Request: Make an exact copy of the records, with the pictures left out.
____
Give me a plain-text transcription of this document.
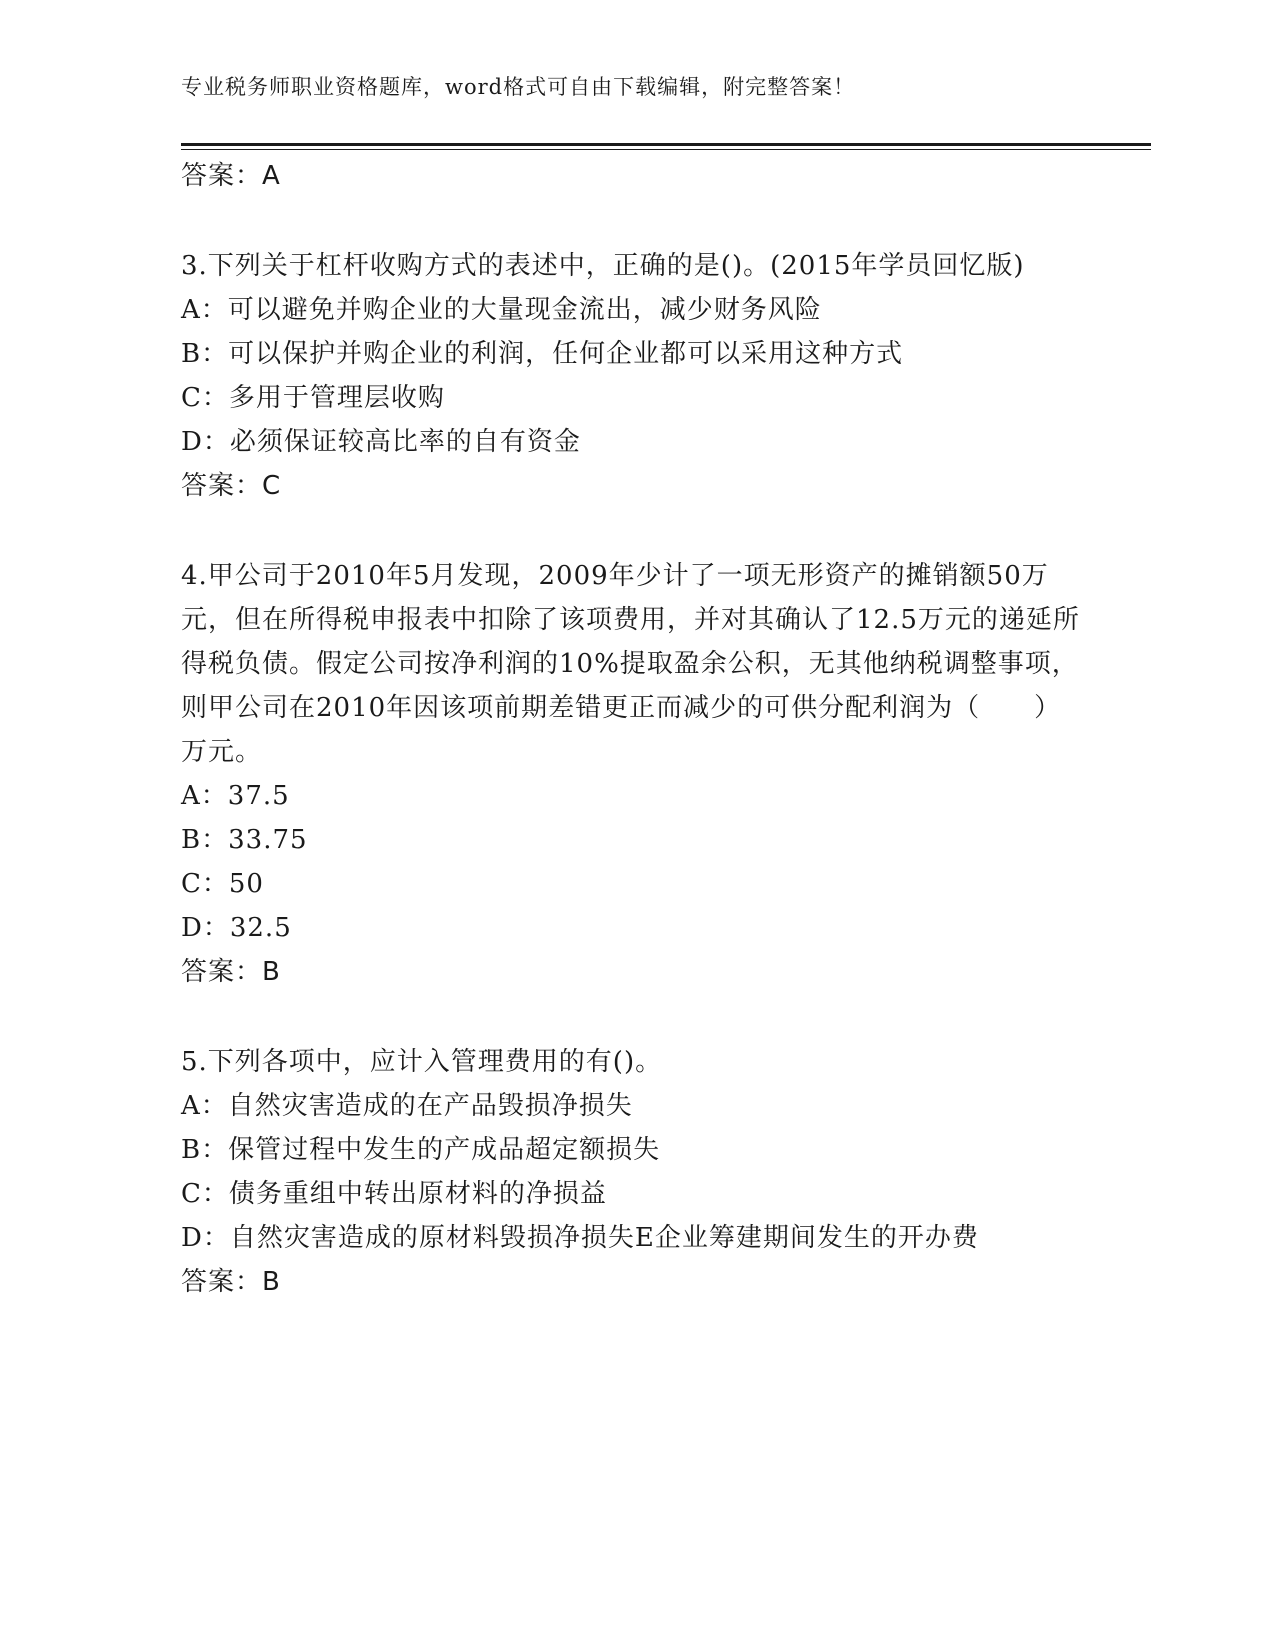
专业税务师职业资格题库，word格式可自由下载编辑，附完整答案！
答案：A
3.下列关于杠杆收购方式的表述中，正确的是()。(2015年学员回忆版)
A：可以避免并购企业的大量现金流出，减少财务风险
B：可以保护并购企业的利润，任何企业都可以采用这种方式
C：多用于管理层收购
D：必须保证较高比率的自有资金
答案：C
4.甲公司于2010年5月发现，2009年少计了一项无形资产的摊销额50万元，但在所得税申报表中扣除了该项费用，并对其确认了12.5万元的递延所得税负债。假定公司按净利润的10%提取盈余公积，无其他纳税调整事项，则甲公司在2010年因该项前期差错更正而减少的可供分配利润为（　　）万元。
A：37.5
B：33.75
C：50
D：32.5
答案：B
5.下列各项中，应计入管理费用的有()。
A：自然灾害造成的在产品毁损净损失
B：保管过程中发生的产成品超定额损失
C：债务重组中转出原材料的净损益
D：自然灾害造成的原材料毁损净损失E企业筹建期间发生的开办费
答案：B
____
Task result:
Give me a plain-text transcription of this document.
专业税务师职业资格题库，word格式可自由下载编辑，附完整答案！
答案：A
3.下列关于杠杆收购方式的表述中，正确的是()。(2015年学员回忆版)
A：可以避免并购企业的大量现金流出，减少财务风险
B：可以保护并购企业的利润，任何企业都可以采用这种方式
C：多用于管理层收购
D：必须保证较高比率的自有资金
答案：C
4.甲公司于2010年5月发现，2009年少计了一项无形资产的摊销额50万元，但在所得税申报表中扣除了该项费用，并对其确认了12.5万元的递延所得税负债。假定公司按净利润的10%提取盈余公积，无其他纳税调整事项，则甲公司在2010年因该项前期差错更正而减少的可供分配利润为（　　）万元。
A：37.5
B：33.75
C：50
D：32.5
答案：B
5.下列各项中，应计入管理费用的有()。
A：自然灾害造成的在产品毁损净损失
B：保管过程中发生的产成品超定额损失
C：债务重组中转出原材料的净损益
D：自然灾害造成的原材料毁损净损失E企业筹建期间发生的开办费
答案：B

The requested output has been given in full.